TASK INSTRUCTIONS.
In the data below, find the line containing "OCR this image."; reproduce that line and all subsequent lines exactly, and nothing else.

(Data entries)
■ ■ ■ ■ ■ ■ ■

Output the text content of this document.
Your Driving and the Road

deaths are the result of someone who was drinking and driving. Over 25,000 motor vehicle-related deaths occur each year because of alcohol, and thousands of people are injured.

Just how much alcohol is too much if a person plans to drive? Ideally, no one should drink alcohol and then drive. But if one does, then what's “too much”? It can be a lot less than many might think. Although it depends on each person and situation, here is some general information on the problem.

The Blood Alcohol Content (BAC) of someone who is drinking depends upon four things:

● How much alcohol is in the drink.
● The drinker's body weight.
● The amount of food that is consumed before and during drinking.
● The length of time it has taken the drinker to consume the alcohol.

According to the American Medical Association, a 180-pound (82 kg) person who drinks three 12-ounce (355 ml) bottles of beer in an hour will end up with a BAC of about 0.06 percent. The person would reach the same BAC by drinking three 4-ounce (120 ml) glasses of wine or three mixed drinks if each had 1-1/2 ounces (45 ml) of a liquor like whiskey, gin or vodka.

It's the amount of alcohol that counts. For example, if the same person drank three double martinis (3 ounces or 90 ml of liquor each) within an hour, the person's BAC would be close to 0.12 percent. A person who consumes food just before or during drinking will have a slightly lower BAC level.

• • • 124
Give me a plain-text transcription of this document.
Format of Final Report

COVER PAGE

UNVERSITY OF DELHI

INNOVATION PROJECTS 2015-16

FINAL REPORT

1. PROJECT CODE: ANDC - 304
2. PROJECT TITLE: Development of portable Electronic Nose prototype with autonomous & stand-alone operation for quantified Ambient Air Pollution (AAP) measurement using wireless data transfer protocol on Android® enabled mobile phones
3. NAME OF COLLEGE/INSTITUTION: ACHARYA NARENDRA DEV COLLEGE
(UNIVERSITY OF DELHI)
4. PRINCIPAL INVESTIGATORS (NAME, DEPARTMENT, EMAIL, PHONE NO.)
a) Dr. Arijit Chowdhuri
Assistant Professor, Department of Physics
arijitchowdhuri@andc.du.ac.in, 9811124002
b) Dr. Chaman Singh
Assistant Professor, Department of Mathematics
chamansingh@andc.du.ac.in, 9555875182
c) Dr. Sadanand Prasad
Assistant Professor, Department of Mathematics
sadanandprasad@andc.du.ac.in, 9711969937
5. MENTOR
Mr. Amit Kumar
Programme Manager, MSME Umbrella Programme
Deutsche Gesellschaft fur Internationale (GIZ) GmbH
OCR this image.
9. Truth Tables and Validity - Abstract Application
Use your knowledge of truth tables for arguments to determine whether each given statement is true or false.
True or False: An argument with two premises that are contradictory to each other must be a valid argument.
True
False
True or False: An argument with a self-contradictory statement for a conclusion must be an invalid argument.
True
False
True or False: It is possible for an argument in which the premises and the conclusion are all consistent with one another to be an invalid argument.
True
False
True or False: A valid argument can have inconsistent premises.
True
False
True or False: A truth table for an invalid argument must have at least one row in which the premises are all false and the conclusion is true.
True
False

■ ■ ■ ■ ■ ■ ■

RESPONSE TO THIS EXERCISE.
OCR this image.
9. Truth Tables and Validity - Abstract Application
Use your knowledge of truth tables for arguments to determine whether each given statement is true or false.
True or False: An argument with two premises that are contradictory to each other must be a valid argument.
True
False
True or False: An argument with a self-contradictory statement for a conclusion must be an invalid argument.
True
False
True or False: It is possible for an argument in which the premises and the conclusion are all consistent with one another to be an invalid argument.
True
False
True or False: A valid argument can have inconsistent premises.
True
False
True or False: A truth table for an invalid argument must have at least one row in which the premises are all false and the conclusion is true.
True
False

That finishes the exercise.